Input records »
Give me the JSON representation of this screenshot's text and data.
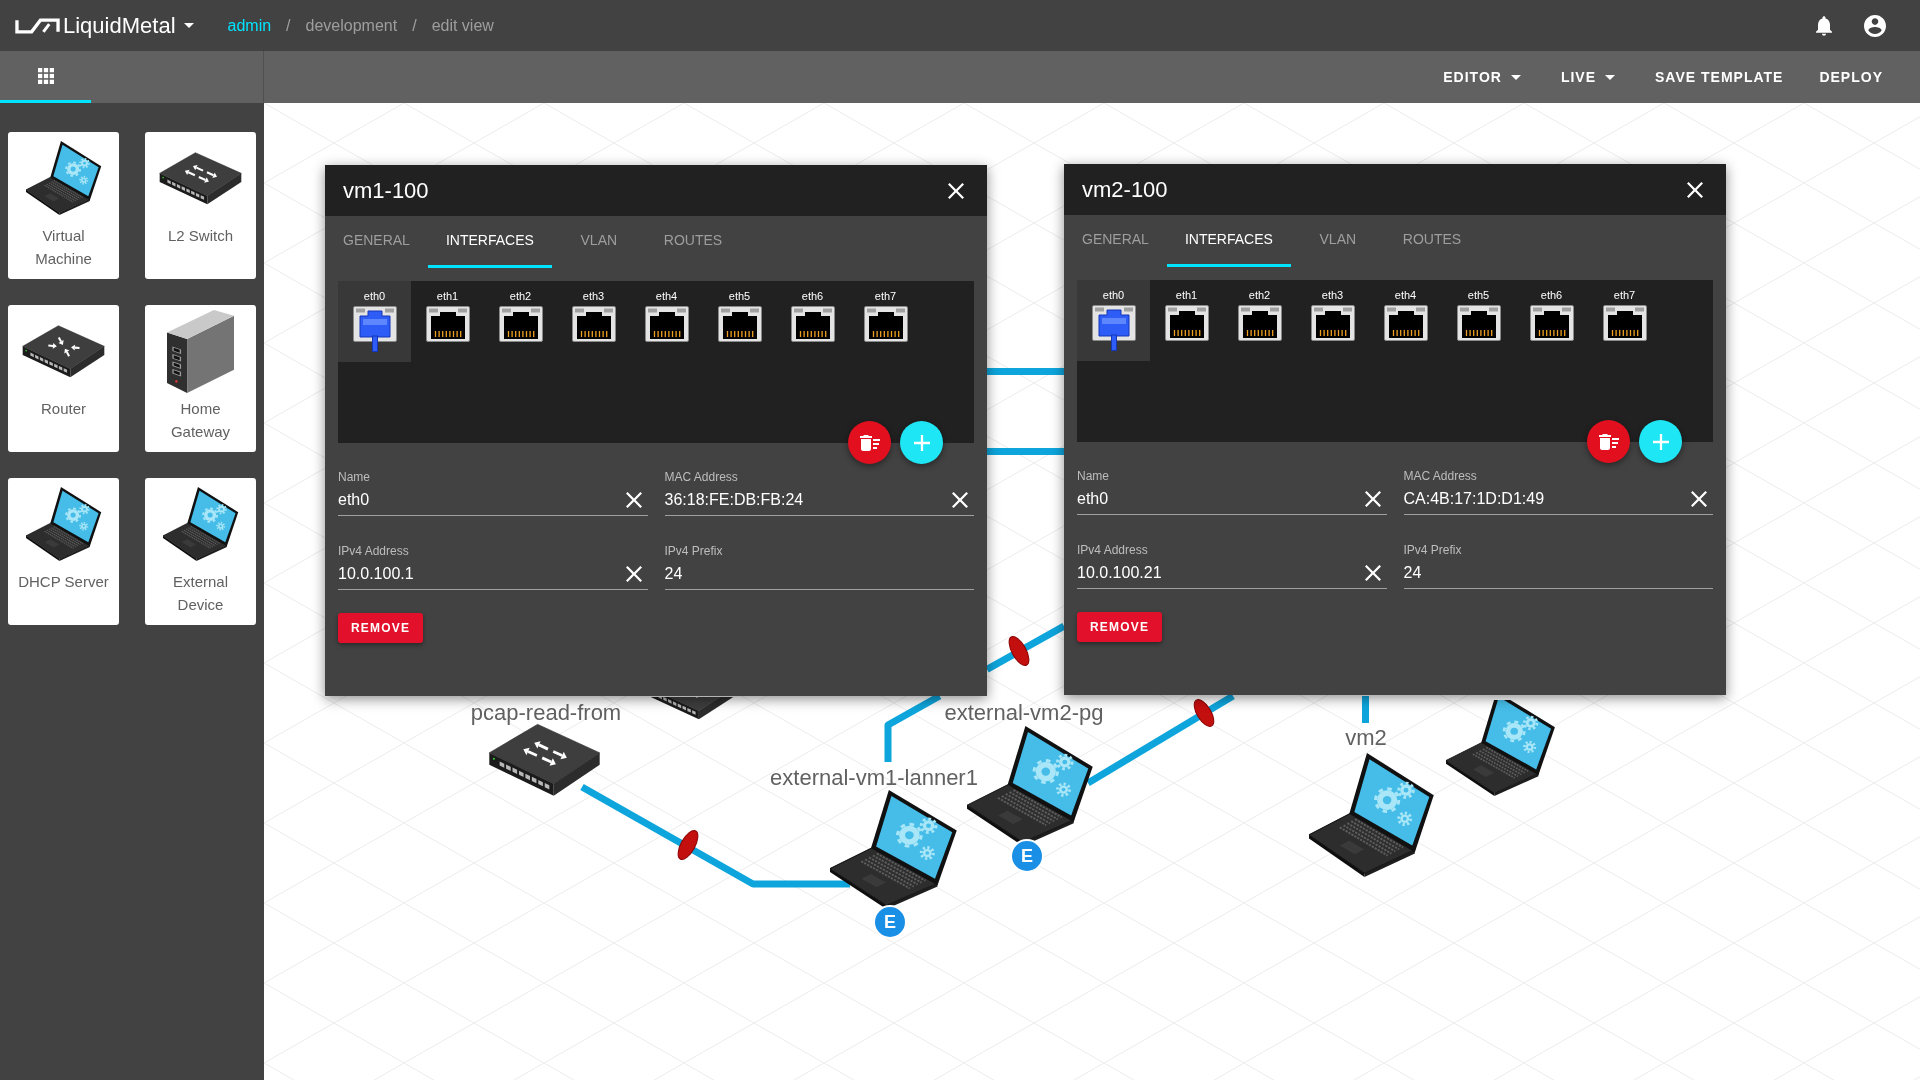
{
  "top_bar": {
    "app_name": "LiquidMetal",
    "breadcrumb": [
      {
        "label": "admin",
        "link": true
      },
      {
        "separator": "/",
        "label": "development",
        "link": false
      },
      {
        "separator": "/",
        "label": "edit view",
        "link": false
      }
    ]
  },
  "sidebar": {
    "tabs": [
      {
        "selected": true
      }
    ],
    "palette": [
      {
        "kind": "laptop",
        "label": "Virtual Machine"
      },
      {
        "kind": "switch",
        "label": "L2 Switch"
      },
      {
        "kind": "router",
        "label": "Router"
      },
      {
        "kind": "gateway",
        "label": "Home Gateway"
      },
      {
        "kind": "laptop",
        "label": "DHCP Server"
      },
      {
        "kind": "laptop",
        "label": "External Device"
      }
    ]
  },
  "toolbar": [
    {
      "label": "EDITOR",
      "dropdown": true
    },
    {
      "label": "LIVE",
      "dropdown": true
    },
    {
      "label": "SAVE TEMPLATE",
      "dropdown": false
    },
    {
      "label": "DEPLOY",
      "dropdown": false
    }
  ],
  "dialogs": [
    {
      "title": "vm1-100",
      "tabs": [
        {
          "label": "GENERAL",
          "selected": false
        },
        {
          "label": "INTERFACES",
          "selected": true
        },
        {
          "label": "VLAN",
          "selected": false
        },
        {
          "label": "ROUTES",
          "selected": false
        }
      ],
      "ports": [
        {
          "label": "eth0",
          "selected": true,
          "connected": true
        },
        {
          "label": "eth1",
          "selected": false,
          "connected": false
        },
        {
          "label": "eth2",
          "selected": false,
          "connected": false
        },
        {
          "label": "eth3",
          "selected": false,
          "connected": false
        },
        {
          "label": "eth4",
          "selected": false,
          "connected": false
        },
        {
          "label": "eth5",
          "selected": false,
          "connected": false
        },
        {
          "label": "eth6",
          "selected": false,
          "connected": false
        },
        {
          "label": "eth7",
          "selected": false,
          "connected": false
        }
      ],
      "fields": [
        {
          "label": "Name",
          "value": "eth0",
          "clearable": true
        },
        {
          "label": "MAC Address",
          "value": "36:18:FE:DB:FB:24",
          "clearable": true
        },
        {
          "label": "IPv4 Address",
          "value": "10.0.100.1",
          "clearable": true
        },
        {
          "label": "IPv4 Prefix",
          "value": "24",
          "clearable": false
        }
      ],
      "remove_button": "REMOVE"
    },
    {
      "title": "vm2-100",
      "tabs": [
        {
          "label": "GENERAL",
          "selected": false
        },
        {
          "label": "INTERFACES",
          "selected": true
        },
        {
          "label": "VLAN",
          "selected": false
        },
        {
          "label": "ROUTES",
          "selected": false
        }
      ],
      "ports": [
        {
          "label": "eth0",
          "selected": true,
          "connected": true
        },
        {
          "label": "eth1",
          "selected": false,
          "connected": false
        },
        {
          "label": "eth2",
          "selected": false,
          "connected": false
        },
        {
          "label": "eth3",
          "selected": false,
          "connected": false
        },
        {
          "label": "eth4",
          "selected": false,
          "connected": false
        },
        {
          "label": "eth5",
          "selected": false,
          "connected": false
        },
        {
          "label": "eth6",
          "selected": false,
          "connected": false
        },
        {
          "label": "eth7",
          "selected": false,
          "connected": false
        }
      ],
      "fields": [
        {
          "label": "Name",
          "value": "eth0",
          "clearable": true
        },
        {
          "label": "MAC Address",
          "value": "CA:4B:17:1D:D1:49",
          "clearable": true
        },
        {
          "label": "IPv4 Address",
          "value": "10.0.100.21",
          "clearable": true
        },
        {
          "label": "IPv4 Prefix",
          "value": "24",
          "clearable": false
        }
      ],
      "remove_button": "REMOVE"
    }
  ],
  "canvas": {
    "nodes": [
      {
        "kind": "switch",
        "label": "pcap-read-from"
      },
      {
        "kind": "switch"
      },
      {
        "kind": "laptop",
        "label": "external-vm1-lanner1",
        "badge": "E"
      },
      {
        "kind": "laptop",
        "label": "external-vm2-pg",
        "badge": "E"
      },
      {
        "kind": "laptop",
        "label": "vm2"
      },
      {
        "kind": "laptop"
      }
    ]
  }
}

Description of the task » Transcribe the listing above verbatim. Omit the pictures.

Task answer »
Give me the JSON representation of this screenshot's text and data.
{
  "top_bar": {
    "app_name": "LiquidMetal",
    "breadcrumb": [
      {
        "label": "admin",
        "link": true
      },
      {
        "separator": "/",
        "label": "development",
        "link": false
      },
      {
        "separator": "/",
        "label": "edit view",
        "link": false
      }
    ]
  },
  "sidebar": {
    "tabs": [
      {
        "selected": true
      }
    ],
    "palette": [
      {
        "kind": "laptop",
        "label": "Virtual Machine"
      },
      {
        "kind": "switch",
        "label": "L2 Switch"
      },
      {
        "kind": "router",
        "label": "Router"
      },
      {
        "kind": "gateway",
        "label": "Home Gateway"
      },
      {
        "kind": "laptop",
        "label": "DHCP Server"
      },
      {
        "kind": "laptop",
        "label": "External Device"
      }
    ]
  },
  "toolbar": [
    {
      "label": "EDITOR",
      "dropdown": true
    },
    {
      "label": "LIVE",
      "dropdown": true
    },
    {
      "label": "SAVE TEMPLATE",
      "dropdown": false
    },
    {
      "label": "DEPLOY",
      "dropdown": false
    }
  ],
  "dialogs": [
    {
      "title": "vm1-100",
      "tabs": [
        {
          "label": "GENERAL",
          "selected": false
        },
        {
          "label": "INTERFACES",
          "selected": true
        },
        {
          "label": "VLAN",
          "selected": false
        },
        {
          "label": "ROUTES",
          "selected": false
        }
      ],
      "ports": [
        {
          "label": "eth0",
          "selected": true,
          "connected": true
        },
        {
          "label": "eth1",
          "selected": false,
          "connected": false
        },
        {
          "label": "eth2",
          "selected": false,
          "connected": false
        },
        {
          "label": "eth3",
          "selected": false,
          "connected": false
        },
        {
          "label": "eth4",
          "selected": false,
          "connected": false
        },
        {
          "label": "eth5",
          "selected": false,
          "connected": false
        },
        {
          "label": "eth6",
          "selected": false,
          "connected": false
        },
        {
          "label": "eth7",
          "selected": false,
          "connected": false
        }
      ],
      "fields": [
        {
          "label": "Name",
          "value": "eth0",
          "clearable": true
        },
        {
          "label": "MAC Address",
          "value": "36:18:FE:DB:FB:24",
          "clearable": true
        },
        {
          "label": "IPv4 Address",
          "value": "10.0.100.1",
          "clearable": true
        },
        {
          "label": "IPv4 Prefix",
          "value": "24",
          "clearable": false
        }
      ],
      "remove_button": "REMOVE"
    },
    {
      "title": "vm2-100",
      "tabs": [
        {
          "label": "GENERAL",
          "selected": false
        },
        {
          "label": "INTERFACES",
          "selected": true
        },
        {
          "label": "VLAN",
          "selected": false
        },
        {
          "label": "ROUTES",
          "selected": false
        }
      ],
      "ports": [
        {
          "label": "eth0",
          "selected": true,
          "connected": true
        },
        {
          "label": "eth1",
          "selected": false,
          "connected": false
        },
        {
          "label": "eth2",
          "selected": false,
          "connected": false
        },
        {
          "label": "eth3",
          "selected": false,
          "connected": false
        },
        {
          "label": "eth4",
          "selected": false,
          "connected": false
        },
        {
          "label": "eth5",
          "selected": false,
          "connected": false
        },
        {
          "label": "eth6",
          "selected": false,
          "connected": false
        },
        {
          "label": "eth7",
          "selected": false,
          "connected": false
        }
      ],
      "fields": [
        {
          "label": "Name",
          "value": "eth0",
          "clearable": true
        },
        {
          "label": "MAC Address",
          "value": "CA:4B:17:1D:D1:49",
          "clearable": true
        },
        {
          "label": "IPv4 Address",
          "value": "10.0.100.21",
          "clearable": true
        },
        {
          "label": "IPv4 Prefix",
          "value": "24",
          "clearable": false
        }
      ],
      "remove_button": "REMOVE"
    }
  ],
  "canvas": {
    "nodes": [
      {
        "kind": "switch",
        "label": "pcap-read-from"
      },
      {
        "kind": "switch"
      },
      {
        "kind": "laptop",
        "label": "external-vm1-lanner1",
        "badge": "E"
      },
      {
        "kind": "laptop",
        "label": "external-vm2-pg",
        "badge": "E"
      },
      {
        "kind": "laptop",
        "label": "vm2"
      },
      {
        "kind": "laptop"
      }
    ]
  }
}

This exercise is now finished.